# YOUR INSTRUCTIONS:
From the line that has "Read this page and output its text content." down to the final line of the listing below, transcribe every line exactly, and only those.

— Start of TASK INPUTS —

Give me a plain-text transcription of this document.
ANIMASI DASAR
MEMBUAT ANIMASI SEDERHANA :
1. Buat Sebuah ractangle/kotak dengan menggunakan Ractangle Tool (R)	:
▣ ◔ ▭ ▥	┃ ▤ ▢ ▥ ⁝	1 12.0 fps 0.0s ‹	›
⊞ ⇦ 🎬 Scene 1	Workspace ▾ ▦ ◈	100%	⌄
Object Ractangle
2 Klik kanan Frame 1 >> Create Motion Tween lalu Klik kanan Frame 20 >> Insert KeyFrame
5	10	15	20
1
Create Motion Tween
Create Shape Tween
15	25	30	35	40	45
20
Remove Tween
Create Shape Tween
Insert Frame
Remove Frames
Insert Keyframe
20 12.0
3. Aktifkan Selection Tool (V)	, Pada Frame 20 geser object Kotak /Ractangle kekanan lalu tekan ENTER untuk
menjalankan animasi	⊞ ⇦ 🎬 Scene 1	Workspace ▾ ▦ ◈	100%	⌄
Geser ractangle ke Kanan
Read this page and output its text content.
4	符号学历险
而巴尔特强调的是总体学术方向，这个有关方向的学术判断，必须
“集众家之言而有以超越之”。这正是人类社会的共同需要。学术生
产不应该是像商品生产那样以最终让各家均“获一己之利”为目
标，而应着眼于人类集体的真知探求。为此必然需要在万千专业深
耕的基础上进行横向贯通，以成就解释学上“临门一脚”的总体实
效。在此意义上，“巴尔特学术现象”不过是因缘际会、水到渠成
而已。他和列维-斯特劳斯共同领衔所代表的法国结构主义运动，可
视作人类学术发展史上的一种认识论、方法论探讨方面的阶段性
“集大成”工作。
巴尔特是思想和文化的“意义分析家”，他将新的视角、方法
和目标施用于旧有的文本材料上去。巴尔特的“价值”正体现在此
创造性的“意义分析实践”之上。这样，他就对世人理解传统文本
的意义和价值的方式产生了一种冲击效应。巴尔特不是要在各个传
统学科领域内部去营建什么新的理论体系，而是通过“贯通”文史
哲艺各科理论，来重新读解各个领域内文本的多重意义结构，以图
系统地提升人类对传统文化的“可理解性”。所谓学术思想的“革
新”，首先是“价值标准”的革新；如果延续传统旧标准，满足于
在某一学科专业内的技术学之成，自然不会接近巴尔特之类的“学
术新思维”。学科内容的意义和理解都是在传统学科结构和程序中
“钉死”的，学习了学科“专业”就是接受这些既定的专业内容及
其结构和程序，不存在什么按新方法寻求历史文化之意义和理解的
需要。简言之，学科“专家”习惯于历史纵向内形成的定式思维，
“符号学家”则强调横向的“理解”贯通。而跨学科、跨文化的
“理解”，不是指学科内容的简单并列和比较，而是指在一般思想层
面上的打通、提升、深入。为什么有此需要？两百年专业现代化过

— End of TASK INPUTS —

# EXPECTED ANSWER:
Read this page and output its text content.
4	符号学历险
而巴尔特强调的是总体学术方向，这个有关方向的学术判断，必须
“集众家之言而有以超越之”。这正是人类社会的共同需要。学术生
产不应该是像商品生产那样以最终让各家均“获一己之利”为目
标，而应着眼于人类集体的真知探求。为此必然需要在万千专业深
耕的基础上进行横向贯通，以成就解释学上“临门一脚”的总体实
效。在此意义上，“巴尔特学术现象”不过是因缘际会、水到渠成
而已。他和列维-斯特劳斯共同领衔所代表的法国结构主义运动，可
视作人类学术发展史上的一种认识论、方法论探讨方面的阶段性
“集大成”工作。
巴尔特是思想和文化的“意义分析家”，他将新的视角、方法
和目标施用于旧有的文本材料上去。巴尔特的“价值”正体现在此
创造性的“意义分析实践”之上。这样，他就对世人理解传统文本
的意义和价值的方式产生了一种冲击效应。巴尔特不是要在各个传
统学科领域内部去营建什么新的理论体系，而是通过“贯通”文史
哲艺各科理论，来重新读解各个领域内文本的多重意义结构，以图
系统地提升人类对传统文化的“可理解性”。所谓学术思想的“革
新”，首先是“价值标准”的革新；如果延续传统旧标准，满足于
在某一学科专业内的技术学之成，自然不会接近巴尔特之类的“学
术新思维”。学科内容的意义和理解都是在传统学科结构和程序中
“钉死”的，学习了学科“专业”就是接受这些既定的专业内容及
其结构和程序，不存在什么按新方法寻求历史文化之意义和理解的
需要。简言之，学科“专家”习惯于历史纵向内形成的定式思维，
“符号学家”则强调横向的“理解”贯通。而跨学科、跨文化的
“理解”，不是指学科内容的简单并列和比较，而是指在一般思想层
面上的打通、提升、深入。为什么有此需要？两百年专业现代化过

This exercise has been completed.